» Document structure recognition data:
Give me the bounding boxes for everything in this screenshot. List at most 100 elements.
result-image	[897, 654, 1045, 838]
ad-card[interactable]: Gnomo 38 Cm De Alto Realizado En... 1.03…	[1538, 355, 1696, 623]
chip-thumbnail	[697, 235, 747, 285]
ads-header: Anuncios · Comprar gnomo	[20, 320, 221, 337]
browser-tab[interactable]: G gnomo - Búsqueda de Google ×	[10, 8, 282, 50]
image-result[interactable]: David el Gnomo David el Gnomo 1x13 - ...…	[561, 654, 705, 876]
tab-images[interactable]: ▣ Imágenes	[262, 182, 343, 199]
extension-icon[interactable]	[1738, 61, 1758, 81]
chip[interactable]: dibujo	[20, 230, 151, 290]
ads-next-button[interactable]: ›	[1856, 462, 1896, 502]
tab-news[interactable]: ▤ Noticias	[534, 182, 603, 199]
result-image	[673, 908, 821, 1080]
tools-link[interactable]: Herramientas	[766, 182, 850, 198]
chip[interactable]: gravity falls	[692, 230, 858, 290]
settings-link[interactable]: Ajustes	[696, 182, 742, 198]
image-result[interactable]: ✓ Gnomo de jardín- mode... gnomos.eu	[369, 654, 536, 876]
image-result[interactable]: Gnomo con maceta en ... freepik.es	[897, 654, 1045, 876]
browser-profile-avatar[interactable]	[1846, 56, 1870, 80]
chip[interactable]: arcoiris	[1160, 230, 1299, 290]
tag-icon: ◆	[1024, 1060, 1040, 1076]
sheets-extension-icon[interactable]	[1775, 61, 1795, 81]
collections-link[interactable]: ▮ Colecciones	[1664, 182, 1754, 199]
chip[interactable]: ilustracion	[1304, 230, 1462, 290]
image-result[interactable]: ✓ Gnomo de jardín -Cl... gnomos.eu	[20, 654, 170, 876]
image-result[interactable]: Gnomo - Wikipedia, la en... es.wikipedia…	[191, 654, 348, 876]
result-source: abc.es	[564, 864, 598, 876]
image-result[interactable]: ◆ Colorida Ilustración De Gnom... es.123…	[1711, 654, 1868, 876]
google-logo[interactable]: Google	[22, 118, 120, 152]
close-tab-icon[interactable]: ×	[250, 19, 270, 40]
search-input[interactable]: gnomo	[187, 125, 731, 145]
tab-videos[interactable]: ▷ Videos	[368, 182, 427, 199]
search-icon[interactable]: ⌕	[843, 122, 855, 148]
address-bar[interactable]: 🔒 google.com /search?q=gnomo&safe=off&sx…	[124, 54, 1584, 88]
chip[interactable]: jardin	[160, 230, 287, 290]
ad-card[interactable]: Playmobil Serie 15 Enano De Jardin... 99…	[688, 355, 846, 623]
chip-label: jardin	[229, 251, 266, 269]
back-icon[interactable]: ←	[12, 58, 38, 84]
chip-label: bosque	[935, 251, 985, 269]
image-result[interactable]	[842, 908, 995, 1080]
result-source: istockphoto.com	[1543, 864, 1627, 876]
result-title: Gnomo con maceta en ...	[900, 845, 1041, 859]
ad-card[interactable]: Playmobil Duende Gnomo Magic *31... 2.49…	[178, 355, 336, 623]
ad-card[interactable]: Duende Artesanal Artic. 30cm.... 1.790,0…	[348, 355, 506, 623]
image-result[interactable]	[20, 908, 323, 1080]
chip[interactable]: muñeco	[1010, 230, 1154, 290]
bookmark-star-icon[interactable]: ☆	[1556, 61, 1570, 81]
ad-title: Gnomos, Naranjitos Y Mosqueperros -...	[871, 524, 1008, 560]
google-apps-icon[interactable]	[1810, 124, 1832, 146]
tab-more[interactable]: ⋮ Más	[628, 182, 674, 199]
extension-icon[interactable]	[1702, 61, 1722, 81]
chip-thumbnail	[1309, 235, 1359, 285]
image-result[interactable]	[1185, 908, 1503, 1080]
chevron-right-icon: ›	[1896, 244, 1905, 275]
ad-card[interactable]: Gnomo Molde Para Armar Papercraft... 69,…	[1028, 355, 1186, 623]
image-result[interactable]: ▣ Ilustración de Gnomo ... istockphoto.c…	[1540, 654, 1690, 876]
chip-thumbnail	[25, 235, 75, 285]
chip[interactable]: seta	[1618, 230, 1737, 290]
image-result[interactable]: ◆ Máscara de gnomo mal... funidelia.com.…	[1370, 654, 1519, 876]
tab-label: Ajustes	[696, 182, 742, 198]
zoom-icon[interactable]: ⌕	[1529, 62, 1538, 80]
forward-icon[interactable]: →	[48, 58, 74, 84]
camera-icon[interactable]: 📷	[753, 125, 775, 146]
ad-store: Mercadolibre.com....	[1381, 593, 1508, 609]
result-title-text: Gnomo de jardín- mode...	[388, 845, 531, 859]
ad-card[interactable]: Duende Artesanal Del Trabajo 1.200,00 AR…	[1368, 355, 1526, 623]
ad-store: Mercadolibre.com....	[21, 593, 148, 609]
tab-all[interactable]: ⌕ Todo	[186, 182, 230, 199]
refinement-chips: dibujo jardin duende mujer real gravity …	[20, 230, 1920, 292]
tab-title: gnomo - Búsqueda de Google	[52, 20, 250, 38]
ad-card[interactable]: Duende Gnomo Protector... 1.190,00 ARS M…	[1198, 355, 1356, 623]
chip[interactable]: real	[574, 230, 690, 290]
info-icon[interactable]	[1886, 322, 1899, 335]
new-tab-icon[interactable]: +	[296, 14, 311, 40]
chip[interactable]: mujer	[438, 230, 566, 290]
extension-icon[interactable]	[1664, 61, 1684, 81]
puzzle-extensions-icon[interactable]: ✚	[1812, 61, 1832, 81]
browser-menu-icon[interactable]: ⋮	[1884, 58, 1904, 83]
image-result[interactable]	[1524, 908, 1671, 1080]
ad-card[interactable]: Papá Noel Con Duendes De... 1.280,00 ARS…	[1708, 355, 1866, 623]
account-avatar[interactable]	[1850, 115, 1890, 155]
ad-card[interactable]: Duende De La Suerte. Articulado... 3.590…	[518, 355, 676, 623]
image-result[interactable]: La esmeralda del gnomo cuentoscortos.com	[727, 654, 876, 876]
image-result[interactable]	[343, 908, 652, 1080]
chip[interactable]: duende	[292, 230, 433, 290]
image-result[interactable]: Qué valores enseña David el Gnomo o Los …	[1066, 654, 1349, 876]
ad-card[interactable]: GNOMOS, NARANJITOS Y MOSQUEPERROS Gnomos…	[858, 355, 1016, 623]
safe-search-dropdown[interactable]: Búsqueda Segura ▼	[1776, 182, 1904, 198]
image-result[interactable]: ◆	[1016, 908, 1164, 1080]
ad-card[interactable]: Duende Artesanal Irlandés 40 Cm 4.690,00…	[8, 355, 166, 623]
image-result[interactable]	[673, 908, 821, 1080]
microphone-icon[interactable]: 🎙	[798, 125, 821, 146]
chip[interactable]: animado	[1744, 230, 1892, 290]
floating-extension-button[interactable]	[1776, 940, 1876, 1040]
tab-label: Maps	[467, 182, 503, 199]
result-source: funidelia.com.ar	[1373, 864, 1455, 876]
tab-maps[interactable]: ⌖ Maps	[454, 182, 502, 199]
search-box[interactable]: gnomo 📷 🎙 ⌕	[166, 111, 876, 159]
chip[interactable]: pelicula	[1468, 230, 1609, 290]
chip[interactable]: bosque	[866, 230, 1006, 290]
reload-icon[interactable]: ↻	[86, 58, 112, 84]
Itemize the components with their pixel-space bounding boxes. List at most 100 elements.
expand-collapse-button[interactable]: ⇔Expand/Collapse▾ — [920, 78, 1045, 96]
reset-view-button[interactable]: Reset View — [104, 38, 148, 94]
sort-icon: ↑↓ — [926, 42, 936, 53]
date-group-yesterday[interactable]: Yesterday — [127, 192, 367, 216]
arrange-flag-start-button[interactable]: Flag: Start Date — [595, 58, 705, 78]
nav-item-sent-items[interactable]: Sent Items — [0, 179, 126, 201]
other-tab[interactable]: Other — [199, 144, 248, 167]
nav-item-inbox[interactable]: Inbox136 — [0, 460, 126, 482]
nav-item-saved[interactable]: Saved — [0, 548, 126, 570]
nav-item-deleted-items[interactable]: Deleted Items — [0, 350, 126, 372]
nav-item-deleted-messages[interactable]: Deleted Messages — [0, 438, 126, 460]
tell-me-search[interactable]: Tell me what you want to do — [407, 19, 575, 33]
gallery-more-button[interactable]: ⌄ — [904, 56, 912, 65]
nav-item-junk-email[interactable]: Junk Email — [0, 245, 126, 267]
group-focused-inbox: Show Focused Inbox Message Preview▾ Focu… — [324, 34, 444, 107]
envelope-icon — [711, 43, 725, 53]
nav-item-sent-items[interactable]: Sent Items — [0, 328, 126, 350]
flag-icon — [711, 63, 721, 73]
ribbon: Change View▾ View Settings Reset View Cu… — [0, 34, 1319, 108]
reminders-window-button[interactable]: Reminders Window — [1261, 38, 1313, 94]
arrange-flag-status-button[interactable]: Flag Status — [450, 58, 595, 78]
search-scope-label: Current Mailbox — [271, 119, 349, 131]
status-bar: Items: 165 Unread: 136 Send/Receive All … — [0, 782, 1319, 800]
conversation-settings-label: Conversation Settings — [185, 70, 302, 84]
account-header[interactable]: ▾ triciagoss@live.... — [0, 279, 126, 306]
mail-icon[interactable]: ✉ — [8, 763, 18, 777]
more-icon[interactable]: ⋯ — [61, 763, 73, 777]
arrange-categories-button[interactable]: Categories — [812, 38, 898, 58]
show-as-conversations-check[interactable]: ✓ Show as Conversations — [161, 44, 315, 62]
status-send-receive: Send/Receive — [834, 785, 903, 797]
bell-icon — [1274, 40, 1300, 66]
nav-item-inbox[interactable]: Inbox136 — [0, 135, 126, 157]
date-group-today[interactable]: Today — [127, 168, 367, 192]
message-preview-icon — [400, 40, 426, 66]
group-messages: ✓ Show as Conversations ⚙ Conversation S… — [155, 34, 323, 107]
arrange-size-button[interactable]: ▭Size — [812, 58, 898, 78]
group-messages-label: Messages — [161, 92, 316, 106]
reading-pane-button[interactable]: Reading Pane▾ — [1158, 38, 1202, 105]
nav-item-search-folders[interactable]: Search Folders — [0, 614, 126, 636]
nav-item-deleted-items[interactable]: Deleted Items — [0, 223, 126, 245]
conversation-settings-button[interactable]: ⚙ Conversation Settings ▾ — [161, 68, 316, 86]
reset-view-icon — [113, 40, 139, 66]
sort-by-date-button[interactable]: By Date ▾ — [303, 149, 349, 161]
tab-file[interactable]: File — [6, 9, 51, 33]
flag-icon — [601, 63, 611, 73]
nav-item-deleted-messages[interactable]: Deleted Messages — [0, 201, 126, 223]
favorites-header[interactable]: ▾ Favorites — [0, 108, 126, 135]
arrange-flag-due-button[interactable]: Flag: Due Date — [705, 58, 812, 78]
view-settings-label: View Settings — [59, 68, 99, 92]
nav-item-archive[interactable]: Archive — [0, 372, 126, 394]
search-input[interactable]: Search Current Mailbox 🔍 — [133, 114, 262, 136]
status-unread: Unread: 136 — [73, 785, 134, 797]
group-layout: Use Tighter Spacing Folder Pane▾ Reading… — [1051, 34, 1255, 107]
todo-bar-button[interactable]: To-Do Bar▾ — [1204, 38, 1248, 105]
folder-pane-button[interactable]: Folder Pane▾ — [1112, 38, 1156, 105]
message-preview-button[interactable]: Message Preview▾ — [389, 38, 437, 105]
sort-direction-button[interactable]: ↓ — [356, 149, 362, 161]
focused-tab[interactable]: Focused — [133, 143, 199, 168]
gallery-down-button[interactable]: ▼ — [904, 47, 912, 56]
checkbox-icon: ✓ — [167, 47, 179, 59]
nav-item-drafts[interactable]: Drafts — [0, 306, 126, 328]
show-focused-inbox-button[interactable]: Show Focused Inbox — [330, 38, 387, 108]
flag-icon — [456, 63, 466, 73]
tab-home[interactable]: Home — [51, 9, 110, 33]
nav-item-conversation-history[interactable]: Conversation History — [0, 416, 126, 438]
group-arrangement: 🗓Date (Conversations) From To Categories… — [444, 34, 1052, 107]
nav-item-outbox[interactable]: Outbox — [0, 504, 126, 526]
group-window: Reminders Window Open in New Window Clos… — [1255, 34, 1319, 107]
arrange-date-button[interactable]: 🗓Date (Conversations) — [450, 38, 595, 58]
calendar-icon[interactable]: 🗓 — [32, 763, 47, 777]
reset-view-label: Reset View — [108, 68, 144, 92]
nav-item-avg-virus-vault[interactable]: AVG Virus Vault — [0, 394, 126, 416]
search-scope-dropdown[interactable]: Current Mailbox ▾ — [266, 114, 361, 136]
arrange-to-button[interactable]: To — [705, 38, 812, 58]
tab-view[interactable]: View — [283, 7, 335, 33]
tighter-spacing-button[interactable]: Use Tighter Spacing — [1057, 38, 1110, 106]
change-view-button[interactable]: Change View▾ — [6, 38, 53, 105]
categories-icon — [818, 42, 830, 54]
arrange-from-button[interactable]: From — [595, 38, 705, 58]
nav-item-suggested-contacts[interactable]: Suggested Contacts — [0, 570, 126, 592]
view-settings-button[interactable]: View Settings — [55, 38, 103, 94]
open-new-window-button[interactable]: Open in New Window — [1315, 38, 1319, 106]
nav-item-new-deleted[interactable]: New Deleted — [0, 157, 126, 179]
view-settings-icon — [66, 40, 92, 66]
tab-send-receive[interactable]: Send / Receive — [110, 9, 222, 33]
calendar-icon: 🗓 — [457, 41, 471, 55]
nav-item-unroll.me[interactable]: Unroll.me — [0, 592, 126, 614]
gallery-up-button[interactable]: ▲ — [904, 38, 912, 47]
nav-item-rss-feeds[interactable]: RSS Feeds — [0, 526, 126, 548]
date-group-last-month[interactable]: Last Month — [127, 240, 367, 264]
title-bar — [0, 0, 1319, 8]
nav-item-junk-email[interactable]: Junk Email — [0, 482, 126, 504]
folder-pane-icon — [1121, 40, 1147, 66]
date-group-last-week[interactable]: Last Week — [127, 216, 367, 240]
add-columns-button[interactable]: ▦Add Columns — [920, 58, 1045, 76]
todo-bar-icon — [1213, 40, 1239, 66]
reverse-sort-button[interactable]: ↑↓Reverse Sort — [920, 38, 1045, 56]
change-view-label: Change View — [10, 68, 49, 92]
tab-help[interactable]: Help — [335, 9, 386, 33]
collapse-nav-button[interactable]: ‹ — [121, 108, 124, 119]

» EXERCISE AIM: In the entries above, find each line with the word "Items" and copy it.

» EXPECTED ANSWER:
nav-item-sent-items[interactable]: Sent Items — [0, 179, 126, 201]
nav-item-deleted-items[interactable]: Deleted Items — [0, 350, 126, 372]
nav-item-sent-items[interactable]: Sent Items — [0, 328, 126, 350]
status-bar: Items: 165 Unread: 136 Send/Receive All … — [0, 782, 1319, 800]
nav-item-deleted-items[interactable]: Deleted Items — [0, 223, 126, 245]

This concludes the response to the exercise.